**What needs to be done**: Look through the material below and show every line with the word "category".

**Data shown**:
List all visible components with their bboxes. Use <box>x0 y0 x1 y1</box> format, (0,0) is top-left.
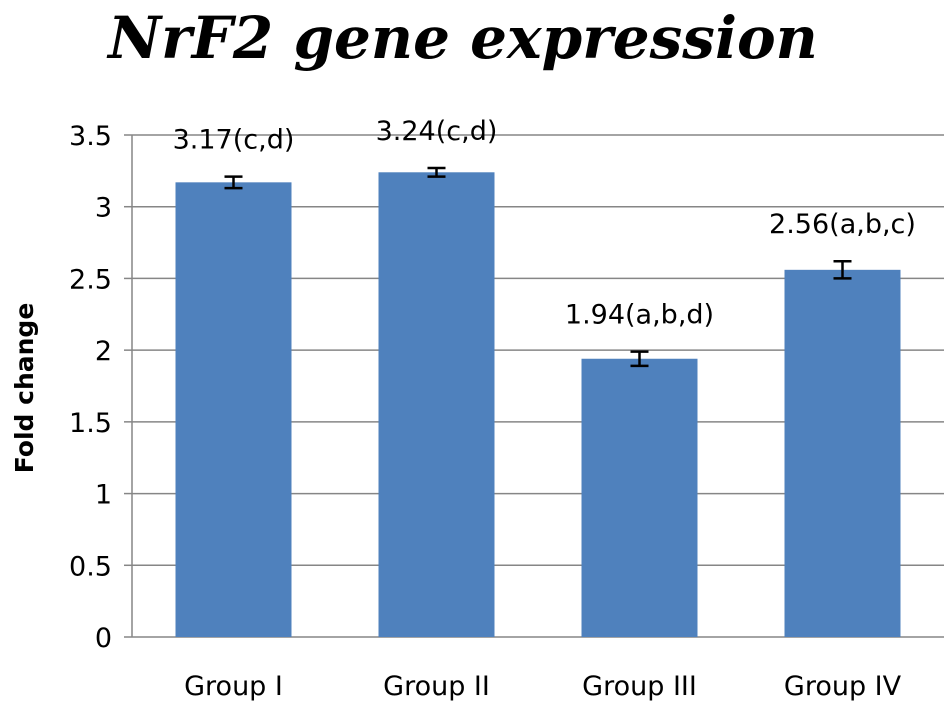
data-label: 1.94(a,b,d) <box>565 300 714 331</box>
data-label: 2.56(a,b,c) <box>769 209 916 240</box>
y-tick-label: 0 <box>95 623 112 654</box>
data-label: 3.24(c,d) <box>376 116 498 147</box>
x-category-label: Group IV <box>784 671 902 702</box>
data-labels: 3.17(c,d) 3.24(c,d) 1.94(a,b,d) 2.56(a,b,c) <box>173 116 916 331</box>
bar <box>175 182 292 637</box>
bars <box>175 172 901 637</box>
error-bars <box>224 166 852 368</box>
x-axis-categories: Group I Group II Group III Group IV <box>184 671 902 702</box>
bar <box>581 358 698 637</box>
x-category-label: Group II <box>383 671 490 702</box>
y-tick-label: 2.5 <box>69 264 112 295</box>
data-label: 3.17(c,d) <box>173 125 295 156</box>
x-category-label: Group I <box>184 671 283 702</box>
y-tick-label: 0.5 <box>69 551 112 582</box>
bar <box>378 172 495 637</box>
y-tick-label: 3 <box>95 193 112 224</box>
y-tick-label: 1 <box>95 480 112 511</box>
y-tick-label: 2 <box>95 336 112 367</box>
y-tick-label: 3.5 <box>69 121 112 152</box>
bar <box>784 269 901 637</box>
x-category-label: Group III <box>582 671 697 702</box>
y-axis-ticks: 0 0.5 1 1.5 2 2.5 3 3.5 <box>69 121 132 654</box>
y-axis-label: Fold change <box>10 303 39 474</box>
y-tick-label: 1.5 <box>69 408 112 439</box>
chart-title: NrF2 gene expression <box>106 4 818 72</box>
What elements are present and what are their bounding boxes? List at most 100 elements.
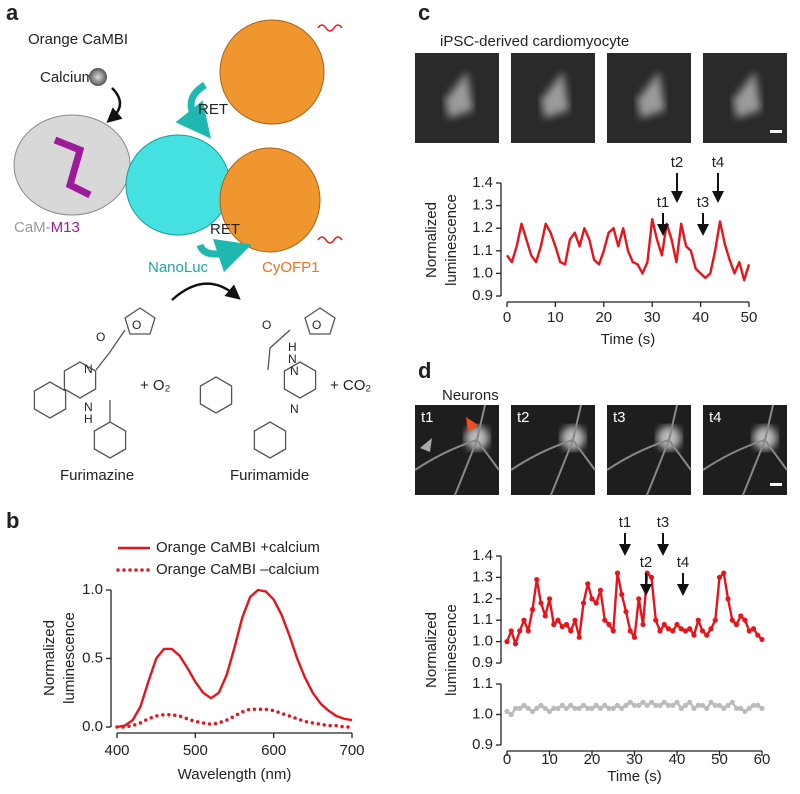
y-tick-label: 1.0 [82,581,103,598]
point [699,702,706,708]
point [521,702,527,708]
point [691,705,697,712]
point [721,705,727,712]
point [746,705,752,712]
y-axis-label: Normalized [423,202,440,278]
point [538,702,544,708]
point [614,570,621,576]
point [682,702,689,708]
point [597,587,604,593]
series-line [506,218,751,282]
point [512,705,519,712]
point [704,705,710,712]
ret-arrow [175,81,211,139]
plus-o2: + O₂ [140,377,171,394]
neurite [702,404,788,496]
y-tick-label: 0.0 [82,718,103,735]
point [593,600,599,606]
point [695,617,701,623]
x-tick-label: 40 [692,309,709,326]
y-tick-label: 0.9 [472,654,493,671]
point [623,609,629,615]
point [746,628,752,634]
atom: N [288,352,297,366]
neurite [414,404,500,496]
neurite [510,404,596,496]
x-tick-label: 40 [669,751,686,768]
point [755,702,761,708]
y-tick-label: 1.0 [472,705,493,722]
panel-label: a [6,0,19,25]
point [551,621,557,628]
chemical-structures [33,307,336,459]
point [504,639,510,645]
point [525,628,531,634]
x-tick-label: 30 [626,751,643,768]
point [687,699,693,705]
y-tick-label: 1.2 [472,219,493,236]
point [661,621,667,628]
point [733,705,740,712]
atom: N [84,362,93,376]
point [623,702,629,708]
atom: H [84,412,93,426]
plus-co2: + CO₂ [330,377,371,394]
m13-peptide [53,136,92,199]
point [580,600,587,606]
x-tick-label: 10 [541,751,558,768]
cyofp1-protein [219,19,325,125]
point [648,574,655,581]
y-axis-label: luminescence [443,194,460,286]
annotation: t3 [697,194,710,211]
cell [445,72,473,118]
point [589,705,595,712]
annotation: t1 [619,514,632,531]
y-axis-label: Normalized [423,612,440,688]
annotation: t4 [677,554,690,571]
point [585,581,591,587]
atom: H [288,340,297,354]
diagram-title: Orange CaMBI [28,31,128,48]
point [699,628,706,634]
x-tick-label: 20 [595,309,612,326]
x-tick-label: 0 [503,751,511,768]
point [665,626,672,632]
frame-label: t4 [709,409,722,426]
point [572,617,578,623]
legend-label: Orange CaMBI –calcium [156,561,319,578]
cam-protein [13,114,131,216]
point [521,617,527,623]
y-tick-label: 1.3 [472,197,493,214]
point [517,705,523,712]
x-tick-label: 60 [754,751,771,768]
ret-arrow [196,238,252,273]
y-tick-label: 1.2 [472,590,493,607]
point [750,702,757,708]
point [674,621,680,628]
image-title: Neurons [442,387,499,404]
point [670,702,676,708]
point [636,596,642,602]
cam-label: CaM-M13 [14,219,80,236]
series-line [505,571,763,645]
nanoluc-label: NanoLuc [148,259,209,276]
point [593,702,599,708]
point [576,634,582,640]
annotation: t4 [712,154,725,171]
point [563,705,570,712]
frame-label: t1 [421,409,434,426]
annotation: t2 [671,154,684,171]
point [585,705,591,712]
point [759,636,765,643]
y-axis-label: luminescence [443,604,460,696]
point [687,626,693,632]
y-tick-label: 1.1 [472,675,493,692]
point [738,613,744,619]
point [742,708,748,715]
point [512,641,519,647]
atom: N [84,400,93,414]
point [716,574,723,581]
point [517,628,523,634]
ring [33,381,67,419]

* * *

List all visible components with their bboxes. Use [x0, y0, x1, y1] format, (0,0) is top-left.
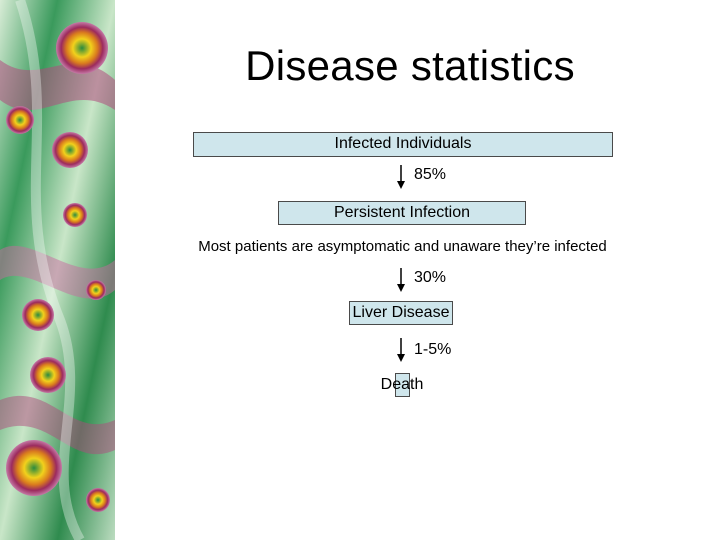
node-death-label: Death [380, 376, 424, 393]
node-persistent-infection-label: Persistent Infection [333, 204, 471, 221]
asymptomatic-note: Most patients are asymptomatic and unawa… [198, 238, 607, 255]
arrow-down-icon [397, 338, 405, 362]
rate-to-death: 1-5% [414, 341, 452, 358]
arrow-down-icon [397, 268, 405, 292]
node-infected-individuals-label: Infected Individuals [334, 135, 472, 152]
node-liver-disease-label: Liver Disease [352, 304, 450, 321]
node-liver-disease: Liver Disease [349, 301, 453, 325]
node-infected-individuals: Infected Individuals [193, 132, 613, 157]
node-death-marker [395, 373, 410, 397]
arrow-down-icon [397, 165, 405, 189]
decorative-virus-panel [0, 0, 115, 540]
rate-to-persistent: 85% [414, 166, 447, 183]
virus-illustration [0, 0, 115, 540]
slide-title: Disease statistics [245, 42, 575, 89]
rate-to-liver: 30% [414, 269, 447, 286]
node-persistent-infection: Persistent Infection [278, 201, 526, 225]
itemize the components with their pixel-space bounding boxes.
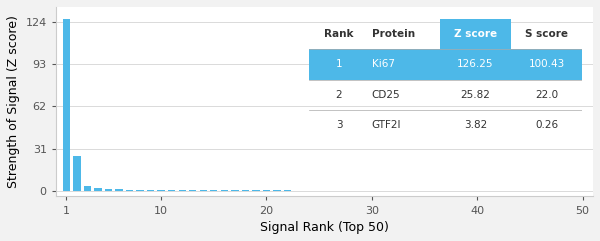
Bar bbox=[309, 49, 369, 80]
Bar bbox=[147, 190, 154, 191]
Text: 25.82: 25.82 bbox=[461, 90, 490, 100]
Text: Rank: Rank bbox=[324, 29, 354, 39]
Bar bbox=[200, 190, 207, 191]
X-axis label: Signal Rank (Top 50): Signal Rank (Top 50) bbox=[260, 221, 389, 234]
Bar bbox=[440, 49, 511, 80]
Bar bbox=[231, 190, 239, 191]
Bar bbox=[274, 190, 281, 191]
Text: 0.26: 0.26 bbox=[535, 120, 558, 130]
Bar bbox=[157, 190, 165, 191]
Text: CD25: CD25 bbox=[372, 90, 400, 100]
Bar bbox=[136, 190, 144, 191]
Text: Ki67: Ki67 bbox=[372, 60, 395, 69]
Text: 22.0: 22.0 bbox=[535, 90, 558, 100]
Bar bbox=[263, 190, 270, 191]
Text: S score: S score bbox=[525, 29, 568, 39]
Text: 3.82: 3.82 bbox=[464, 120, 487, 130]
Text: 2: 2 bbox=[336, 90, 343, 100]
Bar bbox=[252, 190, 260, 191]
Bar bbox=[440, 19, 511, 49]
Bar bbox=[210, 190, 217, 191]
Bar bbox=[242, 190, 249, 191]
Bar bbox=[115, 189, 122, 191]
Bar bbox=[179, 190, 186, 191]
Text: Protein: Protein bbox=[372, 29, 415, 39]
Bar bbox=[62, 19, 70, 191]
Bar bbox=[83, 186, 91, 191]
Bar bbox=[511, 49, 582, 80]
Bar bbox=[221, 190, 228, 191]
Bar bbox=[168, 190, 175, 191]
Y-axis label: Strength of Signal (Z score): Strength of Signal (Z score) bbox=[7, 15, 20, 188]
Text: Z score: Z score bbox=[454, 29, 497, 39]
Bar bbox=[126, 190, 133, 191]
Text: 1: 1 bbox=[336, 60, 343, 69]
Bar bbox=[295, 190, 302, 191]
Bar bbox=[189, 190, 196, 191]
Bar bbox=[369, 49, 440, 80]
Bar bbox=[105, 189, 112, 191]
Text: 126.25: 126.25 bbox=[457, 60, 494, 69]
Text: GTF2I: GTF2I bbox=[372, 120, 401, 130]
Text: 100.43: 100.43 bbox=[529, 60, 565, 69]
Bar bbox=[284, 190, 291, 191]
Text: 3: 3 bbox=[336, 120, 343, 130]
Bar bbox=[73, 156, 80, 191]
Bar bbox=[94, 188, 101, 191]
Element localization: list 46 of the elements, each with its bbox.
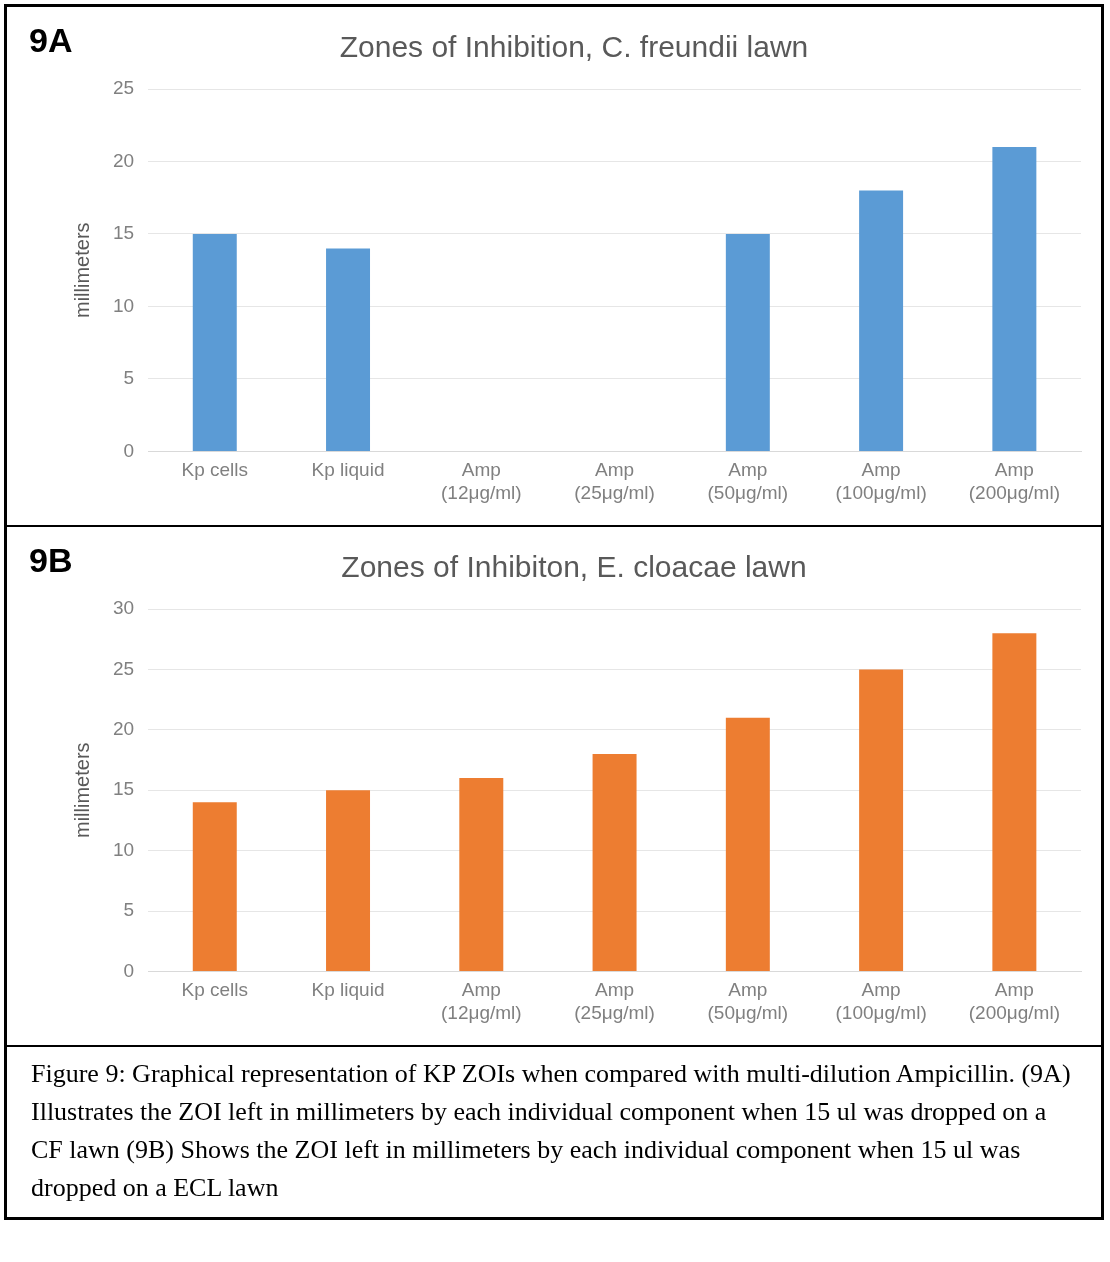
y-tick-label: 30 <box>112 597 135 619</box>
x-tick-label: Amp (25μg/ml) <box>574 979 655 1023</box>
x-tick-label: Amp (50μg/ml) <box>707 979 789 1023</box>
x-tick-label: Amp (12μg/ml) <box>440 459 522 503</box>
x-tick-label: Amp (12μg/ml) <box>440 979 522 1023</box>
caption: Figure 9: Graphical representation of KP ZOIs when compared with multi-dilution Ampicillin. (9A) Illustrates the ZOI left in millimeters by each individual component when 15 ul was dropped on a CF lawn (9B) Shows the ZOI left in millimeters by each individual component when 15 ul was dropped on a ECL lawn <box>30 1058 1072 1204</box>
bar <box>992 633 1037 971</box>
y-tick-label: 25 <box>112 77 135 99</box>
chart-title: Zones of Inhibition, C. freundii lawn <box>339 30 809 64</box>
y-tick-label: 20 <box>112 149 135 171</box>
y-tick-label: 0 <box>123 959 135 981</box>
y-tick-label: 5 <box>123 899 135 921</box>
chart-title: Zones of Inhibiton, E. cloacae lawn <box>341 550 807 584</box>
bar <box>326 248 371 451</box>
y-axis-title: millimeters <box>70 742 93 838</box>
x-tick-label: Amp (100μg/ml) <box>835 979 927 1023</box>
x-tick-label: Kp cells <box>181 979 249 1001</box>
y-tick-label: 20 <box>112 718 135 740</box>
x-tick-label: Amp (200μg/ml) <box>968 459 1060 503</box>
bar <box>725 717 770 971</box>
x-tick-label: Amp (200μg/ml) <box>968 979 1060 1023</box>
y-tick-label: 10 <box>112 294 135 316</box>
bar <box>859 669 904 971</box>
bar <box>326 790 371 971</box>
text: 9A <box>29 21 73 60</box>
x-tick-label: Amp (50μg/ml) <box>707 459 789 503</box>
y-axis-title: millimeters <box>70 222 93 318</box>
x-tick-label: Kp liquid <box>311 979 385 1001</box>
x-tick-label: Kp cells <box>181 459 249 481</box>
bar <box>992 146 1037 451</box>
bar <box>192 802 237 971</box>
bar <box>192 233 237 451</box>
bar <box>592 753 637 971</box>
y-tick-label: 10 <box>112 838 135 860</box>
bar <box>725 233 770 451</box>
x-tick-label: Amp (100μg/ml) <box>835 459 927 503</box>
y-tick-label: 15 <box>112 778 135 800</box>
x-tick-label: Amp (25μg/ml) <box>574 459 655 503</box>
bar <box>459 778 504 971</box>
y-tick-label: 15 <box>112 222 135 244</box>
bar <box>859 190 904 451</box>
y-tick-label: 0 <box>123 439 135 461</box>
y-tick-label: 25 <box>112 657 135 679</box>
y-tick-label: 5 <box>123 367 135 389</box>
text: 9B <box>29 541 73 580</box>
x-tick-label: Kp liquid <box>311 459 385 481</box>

**Output for this exercise**:
x-category-label: Group IV <box>784 671 902 702</box>
x-category-label: Group II <box>383 671 490 702</box>
x-category-label: Group I <box>184 671 283 702</box>
x-category-label: Group III <box>582 671 697 702</box>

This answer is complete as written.